• _Written exercise_
Work through the data and report how many lines include the string "this", giving the number alone.

(Recorded data)
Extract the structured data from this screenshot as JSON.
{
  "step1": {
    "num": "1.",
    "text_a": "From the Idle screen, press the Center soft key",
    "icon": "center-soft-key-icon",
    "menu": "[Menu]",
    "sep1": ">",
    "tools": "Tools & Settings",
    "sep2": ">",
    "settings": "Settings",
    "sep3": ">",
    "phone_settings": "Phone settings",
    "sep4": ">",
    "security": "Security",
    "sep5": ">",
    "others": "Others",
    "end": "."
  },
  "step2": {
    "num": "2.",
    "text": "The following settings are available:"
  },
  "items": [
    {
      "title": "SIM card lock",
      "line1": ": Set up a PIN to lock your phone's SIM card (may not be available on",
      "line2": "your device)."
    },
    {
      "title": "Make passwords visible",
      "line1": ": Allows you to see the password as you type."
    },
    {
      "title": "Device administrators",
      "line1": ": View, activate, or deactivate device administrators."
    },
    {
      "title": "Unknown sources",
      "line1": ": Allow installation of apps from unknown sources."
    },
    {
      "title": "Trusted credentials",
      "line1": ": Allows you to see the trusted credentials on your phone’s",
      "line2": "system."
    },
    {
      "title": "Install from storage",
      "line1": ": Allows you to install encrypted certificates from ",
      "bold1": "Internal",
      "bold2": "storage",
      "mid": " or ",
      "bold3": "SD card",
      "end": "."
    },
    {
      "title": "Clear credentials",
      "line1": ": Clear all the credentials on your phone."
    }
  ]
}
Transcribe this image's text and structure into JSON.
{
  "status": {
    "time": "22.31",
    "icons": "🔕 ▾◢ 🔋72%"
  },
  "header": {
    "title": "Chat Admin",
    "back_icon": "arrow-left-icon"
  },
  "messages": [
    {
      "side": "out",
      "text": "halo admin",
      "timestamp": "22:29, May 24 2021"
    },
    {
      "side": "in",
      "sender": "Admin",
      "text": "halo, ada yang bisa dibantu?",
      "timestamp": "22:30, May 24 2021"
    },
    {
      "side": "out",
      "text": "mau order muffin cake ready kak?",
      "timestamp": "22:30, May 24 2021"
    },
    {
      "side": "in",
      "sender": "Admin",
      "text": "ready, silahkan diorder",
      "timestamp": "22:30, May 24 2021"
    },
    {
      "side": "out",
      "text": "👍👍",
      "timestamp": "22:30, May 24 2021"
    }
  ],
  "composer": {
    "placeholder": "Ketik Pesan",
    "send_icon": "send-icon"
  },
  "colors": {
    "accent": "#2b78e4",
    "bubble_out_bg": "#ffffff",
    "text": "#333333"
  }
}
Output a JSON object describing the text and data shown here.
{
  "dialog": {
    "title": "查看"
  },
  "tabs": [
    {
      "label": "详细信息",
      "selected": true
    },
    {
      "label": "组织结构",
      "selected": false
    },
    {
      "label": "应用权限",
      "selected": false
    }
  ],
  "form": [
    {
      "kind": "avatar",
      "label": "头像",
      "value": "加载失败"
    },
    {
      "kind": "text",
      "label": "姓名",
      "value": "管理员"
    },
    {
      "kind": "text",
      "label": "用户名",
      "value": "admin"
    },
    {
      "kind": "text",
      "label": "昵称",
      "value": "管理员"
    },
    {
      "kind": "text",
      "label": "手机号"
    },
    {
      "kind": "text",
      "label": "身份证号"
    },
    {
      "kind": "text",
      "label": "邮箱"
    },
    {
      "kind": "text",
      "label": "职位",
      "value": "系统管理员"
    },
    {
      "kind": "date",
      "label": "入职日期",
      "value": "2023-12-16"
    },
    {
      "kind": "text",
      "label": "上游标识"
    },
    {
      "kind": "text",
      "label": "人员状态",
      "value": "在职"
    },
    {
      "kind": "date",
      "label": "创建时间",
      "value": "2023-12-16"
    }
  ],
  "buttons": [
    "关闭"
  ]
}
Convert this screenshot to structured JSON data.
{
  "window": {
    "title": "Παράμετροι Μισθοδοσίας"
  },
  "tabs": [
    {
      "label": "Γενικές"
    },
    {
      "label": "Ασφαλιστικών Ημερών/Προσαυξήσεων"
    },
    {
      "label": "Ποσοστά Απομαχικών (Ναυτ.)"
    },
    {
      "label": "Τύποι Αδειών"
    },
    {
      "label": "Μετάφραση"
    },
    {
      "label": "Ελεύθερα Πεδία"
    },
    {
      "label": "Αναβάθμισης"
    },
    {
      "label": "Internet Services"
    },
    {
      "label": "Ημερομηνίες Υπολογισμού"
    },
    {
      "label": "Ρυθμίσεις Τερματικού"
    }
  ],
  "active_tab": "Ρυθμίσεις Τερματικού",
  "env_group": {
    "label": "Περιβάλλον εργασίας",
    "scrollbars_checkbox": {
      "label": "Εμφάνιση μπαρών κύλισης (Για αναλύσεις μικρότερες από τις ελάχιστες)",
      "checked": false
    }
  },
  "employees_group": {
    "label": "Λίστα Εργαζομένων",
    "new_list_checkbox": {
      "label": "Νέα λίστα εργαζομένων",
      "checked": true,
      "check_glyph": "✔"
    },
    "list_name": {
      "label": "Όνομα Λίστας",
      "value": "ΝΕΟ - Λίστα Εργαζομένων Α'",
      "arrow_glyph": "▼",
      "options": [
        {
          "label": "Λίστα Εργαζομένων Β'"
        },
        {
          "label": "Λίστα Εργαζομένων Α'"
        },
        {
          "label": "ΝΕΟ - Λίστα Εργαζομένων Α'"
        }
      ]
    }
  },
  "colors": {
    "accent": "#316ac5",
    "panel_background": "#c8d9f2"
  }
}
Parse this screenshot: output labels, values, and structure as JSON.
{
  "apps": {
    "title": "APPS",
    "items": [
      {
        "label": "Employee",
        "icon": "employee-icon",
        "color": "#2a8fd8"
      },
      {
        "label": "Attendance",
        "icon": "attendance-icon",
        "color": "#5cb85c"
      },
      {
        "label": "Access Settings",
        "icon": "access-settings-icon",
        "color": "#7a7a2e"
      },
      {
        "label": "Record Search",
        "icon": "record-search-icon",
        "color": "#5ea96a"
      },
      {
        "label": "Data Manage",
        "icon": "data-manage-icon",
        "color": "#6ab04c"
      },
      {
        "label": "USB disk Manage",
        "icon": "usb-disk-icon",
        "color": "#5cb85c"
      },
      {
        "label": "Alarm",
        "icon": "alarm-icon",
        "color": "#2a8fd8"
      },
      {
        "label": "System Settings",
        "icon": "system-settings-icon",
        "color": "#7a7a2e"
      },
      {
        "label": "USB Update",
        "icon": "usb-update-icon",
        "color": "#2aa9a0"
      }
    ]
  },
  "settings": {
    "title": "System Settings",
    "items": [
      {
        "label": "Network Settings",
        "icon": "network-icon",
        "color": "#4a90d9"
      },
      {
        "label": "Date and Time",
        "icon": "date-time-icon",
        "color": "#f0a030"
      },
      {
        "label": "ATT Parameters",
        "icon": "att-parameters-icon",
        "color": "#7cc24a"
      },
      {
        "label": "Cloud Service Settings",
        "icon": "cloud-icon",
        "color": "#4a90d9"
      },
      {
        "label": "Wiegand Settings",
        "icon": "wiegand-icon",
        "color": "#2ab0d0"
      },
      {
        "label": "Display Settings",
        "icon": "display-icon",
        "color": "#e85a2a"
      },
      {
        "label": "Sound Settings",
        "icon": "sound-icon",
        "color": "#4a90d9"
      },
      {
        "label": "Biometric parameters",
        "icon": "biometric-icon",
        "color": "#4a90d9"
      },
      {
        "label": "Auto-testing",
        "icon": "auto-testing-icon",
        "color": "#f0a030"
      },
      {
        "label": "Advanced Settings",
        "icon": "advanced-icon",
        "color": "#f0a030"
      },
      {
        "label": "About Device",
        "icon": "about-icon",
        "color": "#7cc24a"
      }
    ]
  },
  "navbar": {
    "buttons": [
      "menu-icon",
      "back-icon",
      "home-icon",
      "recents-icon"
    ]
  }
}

• _Answer_
4